| Given data |
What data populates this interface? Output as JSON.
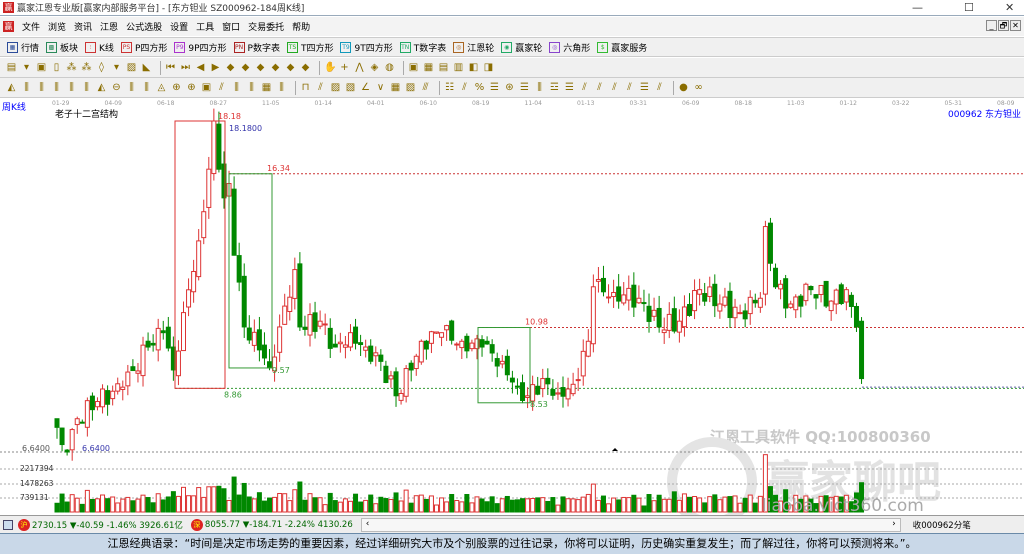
{
  "window": {
    "title": "赢家江恩专业版[赢家内部服务平台] - [东方钽业  SZ000962-184周K线]",
    "min": "—",
    "max": "☐",
    "close": "✕"
  },
  "menu": [
    "文件",
    "浏览",
    "资讯",
    "江恩",
    "公式选股",
    "设置",
    "工具",
    "窗口",
    "交易委托",
    "帮助"
  ],
  "mdi": [
    "_",
    "🗗",
    "✕"
  ],
  "toolbar": [
    {
      "icon": "▦",
      "label": "行情",
      "color": "#2b4c9a"
    },
    {
      "icon": "▩",
      "label": "板块",
      "color": "#2a8a5a"
    },
    {
      "icon": "⫶",
      "label": "K线",
      "color": "#c33"
    },
    {
      "icon": "PS",
      "label": "P四方形",
      "color": "#c33"
    },
    {
      "icon": "P9",
      "label": "9P四方形",
      "color": "#a3c"
    },
    {
      "icon": "PN",
      "label": "P数字表",
      "color": "#a22"
    },
    {
      "icon": "TS",
      "label": "T四方形",
      "color": "#2a2"
    },
    {
      "icon": "T9",
      "label": "9T四方形",
      "color": "#19b"
    },
    {
      "icon": "TN",
      "label": "T数字表",
      "color": "#2a6"
    },
    {
      "icon": "◎",
      "label": "江恩轮",
      "color": "#a62"
    },
    {
      "icon": "◉",
      "label": "赢家轮",
      "color": "#2a6"
    },
    {
      "icon": "◎",
      "label": "六角形",
      "color": "#84c"
    },
    {
      "icon": "$",
      "label": "赢家服务",
      "color": "#3b3"
    }
  ],
  "chart": {
    "period_label": "周K线",
    "name": "老子十二宫结构",
    "code": "000962",
    "stock": "东方钽业",
    "dates": [
      "01-29",
      "04-09",
      "06-18",
      "08-27",
      "11-05",
      "01-14",
      "04-01",
      "06-10",
      "08-19",
      "11-04",
      "01-13",
      "03-31",
      "06-09",
      "08-18",
      "11-03",
      "01-12",
      "03-22",
      "05-31",
      "08-09"
    ],
    "labels": {
      "high": "18.18",
      "high_exact": "18.1800",
      "l1634": "16.34",
      "l1098": "10.98",
      "l957": "9.57",
      "l886": "8.86",
      "l853": "8.53",
      "low_exact": "6.6400",
      "low_axis": "6.6400"
    },
    "volume_axis": [
      "2217394",
      "1478263",
      "739131"
    ],
    "watermark1": "江恩工具软件  QQ:100800360",
    "watermark2": "赢家聊吧",
    "watermark3": "liaoba.vict360.com"
  },
  "chart_data": {
    "type": "candlestick",
    "price_range": [
      6.64,
      18.18
    ],
    "close_keypoints": [
      [
        0,
        7.5
      ],
      [
        1,
        6.9
      ],
      [
        2,
        6.64
      ],
      [
        4,
        7.8
      ],
      [
        8,
        8.4
      ],
      [
        13,
        8.9
      ],
      [
        18,
        10.3
      ],
      [
        21,
        10.8
      ],
      [
        23,
        9.5
      ],
      [
        25,
        11.5
      ],
      [
        28,
        14
      ],
      [
        30,
        16.5
      ],
      [
        31,
        18.18
      ],
      [
        33,
        15.5
      ],
      [
        34,
        16
      ],
      [
        35,
        13.5
      ],
      [
        37,
        11
      ],
      [
        40,
        10.2
      ],
      [
        42,
        9.6
      ],
      [
        44,
        11
      ],
      [
        47,
        13
      ],
      [
        48,
        11
      ],
      [
        52,
        11.2
      ],
      [
        55,
        10.3
      ],
      [
        58,
        10.8
      ],
      [
        61,
        10.3
      ],
      [
        64,
        9.8
      ],
      [
        67,
        8.6
      ],
      [
        70,
        9.5
      ],
      [
        72,
        10.5
      ],
      [
        76,
        10.8
      ],
      [
        80,
        10.5
      ],
      [
        84,
        10.3
      ],
      [
        88,
        9.8
      ],
      [
        91,
        8.9
      ],
      [
        93,
        8.6
      ],
      [
        96,
        9.2
      ],
      [
        99,
        8.7
      ],
      [
        102,
        9
      ],
      [
        105,
        10.5
      ],
      [
        106,
        12.4
      ],
      [
        110,
        12.2
      ],
      [
        115,
        12
      ],
      [
        119,
        11
      ],
      [
        123,
        11.2
      ],
      [
        127,
        12.3
      ],
      [
        131,
        11.8
      ],
      [
        135,
        11.5
      ],
      [
        139,
        12
      ],
      [
        140,
        14.5
      ],
      [
        142,
        12.4
      ],
      [
        145,
        11.8
      ],
      [
        149,
        12.3
      ],
      [
        153,
        11.9
      ],
      [
        156,
        12.3
      ],
      [
        158,
        11
      ],
      [
        159,
        9.2
      ]
    ],
    "volume_max": 2956525
  },
  "status": {
    "sh_label": "沪",
    "sh": "2730.15 ▼-40.59 -1.46% 3926.61亿",
    "sz_label": "深",
    "sz": "8055.77 ▼-184.71 -2.24% 4130.26",
    "right": "收000962分笔"
  },
  "quote": "江恩经典语录：“时间是决定市场走势的重要因素，经过详细研究大市及个别股票的过往记录，你将可以证明，历史确实重复发生；而了解过往，你将可以预测将来。”。"
}
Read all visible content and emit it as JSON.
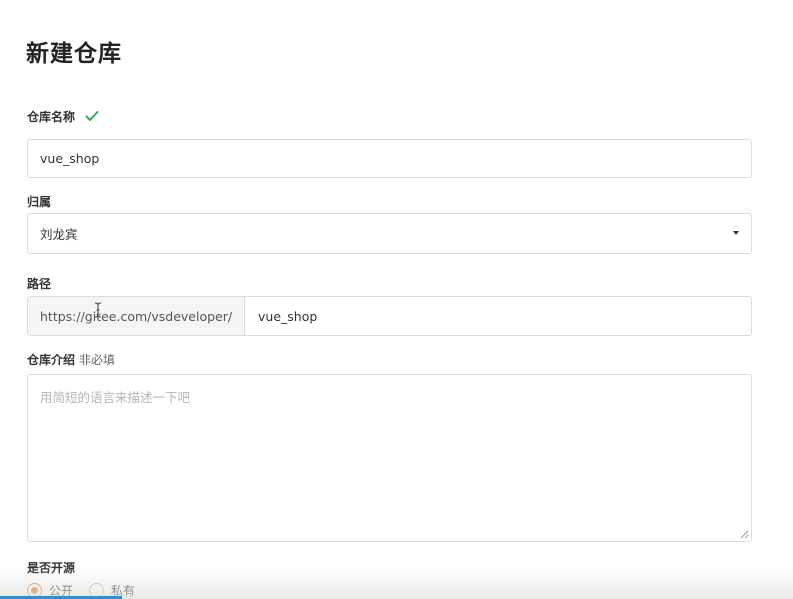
{
  "page": {
    "title": "新建仓库"
  },
  "repo_name": {
    "label": "仓库名称",
    "value": "vue_shop",
    "valid_icon": "check-icon"
  },
  "owner": {
    "label": "归属",
    "selected": "刘龙宾"
  },
  "path": {
    "label": "路径",
    "prefix": "https://gitee.com/vsdeveloper/",
    "value": "vue_shop"
  },
  "description": {
    "label": "仓库介绍",
    "optional_tag": "非必填",
    "placeholder": "用简短的语言来描述一下吧"
  },
  "visibility": {
    "label": "是否开源",
    "options": [
      {
        "label": "公开",
        "checked": true
      },
      {
        "label": "私有",
        "checked": false
      }
    ]
  },
  "colors": {
    "accent": "#e2782b",
    "check": "#3aa757",
    "scroll_indicator": "#2d8fd5"
  }
}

| Directions for this task |
Excluding the pictures, restate the records above word for word.

| Right answer |
What data populates this interface? Output as JSON.
{
  "window": {
    "title": "赢家江恩专业版[赢家内部服务平台] - [东方钽业  SZ000962-184周K线]",
    "min": "—",
    "max": "☐",
    "close": "✕"
  },
  "menu": [
    "文件",
    "浏览",
    "资讯",
    "江恩",
    "公式选股",
    "设置",
    "工具",
    "窗口",
    "交易委托",
    "帮助"
  ],
  "mdi": [
    "_",
    "🗗",
    "✕"
  ],
  "toolbar": [
    {
      "icon": "▦",
      "label": "行情",
      "color": "#2b4c9a"
    },
    {
      "icon": "▩",
      "label": "板块",
      "color": "#2a8a5a"
    },
    {
      "icon": "⫶",
      "label": "K线",
      "color": "#c33"
    },
    {
      "icon": "PS",
      "label": "P四方形",
      "color": "#c33"
    },
    {
      "icon": "P9",
      "label": "9P四方形",
      "color": "#a3c"
    },
    {
      "icon": "PN",
      "label": "P数字表",
      "color": "#a22"
    },
    {
      "icon": "TS",
      "label": "T四方形",
      "color": "#2a2"
    },
    {
      "icon": "T9",
      "label": "9T四方形",
      "color": "#19b"
    },
    {
      "icon": "TN",
      "label": "T数字表",
      "color": "#2a6"
    },
    {
      "icon": "◎",
      "label": "江恩轮",
      "color": "#a62"
    },
    {
      "icon": "◉",
      "label": "赢家轮",
      "color": "#2a6"
    },
    {
      "icon": "◎",
      "label": "六角形",
      "color": "#84c"
    },
    {
      "icon": "$",
      "label": "赢家服务",
      "color": "#3b3"
    }
  ],
  "chart": {
    "period_label": "周K线",
    "name": "老子十二宫结构",
    "code": "000962",
    "stock": "东方钽业",
    "dates": [
      "01-29",
      "04-09",
      "06-18",
      "08-27",
      "11-05",
      "01-14",
      "04-01",
      "06-10",
      "08-19",
      "11-04",
      "01-13",
      "03-31",
      "06-09",
      "08-18",
      "11-03",
      "01-12",
      "03-22",
      "05-31",
      "08-09"
    ],
    "labels": {
      "high": "18.18",
      "high_exact": "18.1800",
      "l1634": "16.34",
      "l1098": "10.98",
      "l957": "9.57",
      "l886": "8.86",
      "l853": "8.53",
      "low_exact": "6.6400",
      "low_axis": "6.6400"
    },
    "volume_axis": [
      "2217394",
      "1478263",
      "739131"
    ],
    "watermark1": "江恩工具软件  QQ:100800360",
    "watermark2": "赢家聊吧",
    "watermark3": "liaoba.vict360.com"
  },
  "chart_data": {
    "type": "candlestick",
    "price_range": [
      6.64,
      18.18
    ],
    "close_keypoints": [
      [
        0,
        7.5
      ],
      [
        1,
        6.9
      ],
      [
        2,
        6.64
      ],
      [
        4,
        7.8
      ],
      [
        8,
        8.4
      ],
      [
        13,
        8.9
      ],
      [
        18,
        10.3
      ],
      [
        21,
        10.8
      ],
      [
        23,
        9.5
      ],
      [
        25,
        11.5
      ],
      [
        28,
        14
      ],
      [
        30,
        16.5
      ],
      [
        31,
        18.18
      ],
      [
        33,
        15.5
      ],
      [
        34,
        16
      ],
      [
        35,
        13.5
      ],
      [
        37,
        11
      ],
      [
        40,
        10.2
      ],
      [
        42,
        9.6
      ],
      [
        44,
        11
      ],
      [
        47,
        13
      ],
      [
        48,
        11
      ],
      [
        52,
        11.2
      ],
      [
        55,
        10.3
      ],
      [
        58,
        10.8
      ],
      [
        61,
        10.3
      ],
      [
        64,
        9.8
      ],
      [
        67,
        8.6
      ],
      [
        70,
        9.5
      ],
      [
        72,
        10.5
      ],
      [
        76,
        10.8
      ],
      [
        80,
        10.5
      ],
      [
        84,
        10.3
      ],
      [
        88,
        9.8
      ],
      [
        91,
        8.9
      ],
      [
        93,
        8.6
      ],
      [
        96,
        9.2
      ],
      [
        99,
        8.7
      ],
      [
        102,
        9
      ],
      [
        105,
        10.5
      ],
      [
        106,
        12.4
      ],
      [
        110,
        12.2
      ],
      [
        115,
        12
      ],
      [
        119,
        11
      ],
      [
        123,
        11.2
      ],
      [
        127,
        12.3
      ],
      [
        131,
        11.8
      ],
      [
        135,
        11.5
      ],
      [
        139,
        12
      ],
      [
        140,
        14.5
      ],
      [
        142,
        12.4
      ],
      [
        145,
        11.8
      ],
      [
        149,
        12.3
      ],
      [
        153,
        11.9
      ],
      [
        156,
        12.3
      ],
      [
        158,
        11
      ],
      [
        159,
        9.2
      ]
    ],
    "volume_max": 2956525
  },
  "status": {
    "sh_label": "沪",
    "sh": "2730.15 ▼-40.59 -1.46% 3926.61亿",
    "sz_label": "深",
    "sz": "8055.77 ▼-184.71 -2.24% 4130.26",
    "right": "收000962分笔"
  },
  "quote": "江恩经典语录：“时间是决定市场走势的重要因素，经过详细研究大市及个别股票的过往记录，你将可以证明，历史确实重复发生；而了解过往，你将可以预测将来。”。"
}
Read all visible content and emit it as JSON.
{
  "page": {
    "title": "新建仓库"
  },
  "repo_name": {
    "label": "仓库名称",
    "value": "vue_shop",
    "valid_icon": "check-icon"
  },
  "owner": {
    "label": "归属",
    "selected": "刘龙宾"
  },
  "path": {
    "label": "路径",
    "prefix": "https://gitee.com/vsdeveloper/",
    "value": "vue_shop"
  },
  "description": {
    "label": "仓库介绍",
    "optional_tag": "非必填",
    "placeholder": "用简短的语言来描述一下吧"
  },
  "visibility": {
    "label": "是否开源",
    "options": [
      {
        "label": "公开",
        "checked": true
      },
      {
        "label": "私有",
        "checked": false
      }
    ]
  },
  "colors": {
    "accent": "#e2782b",
    "check": "#3aa757",
    "scroll_indicator": "#2d8fd5"
  }
}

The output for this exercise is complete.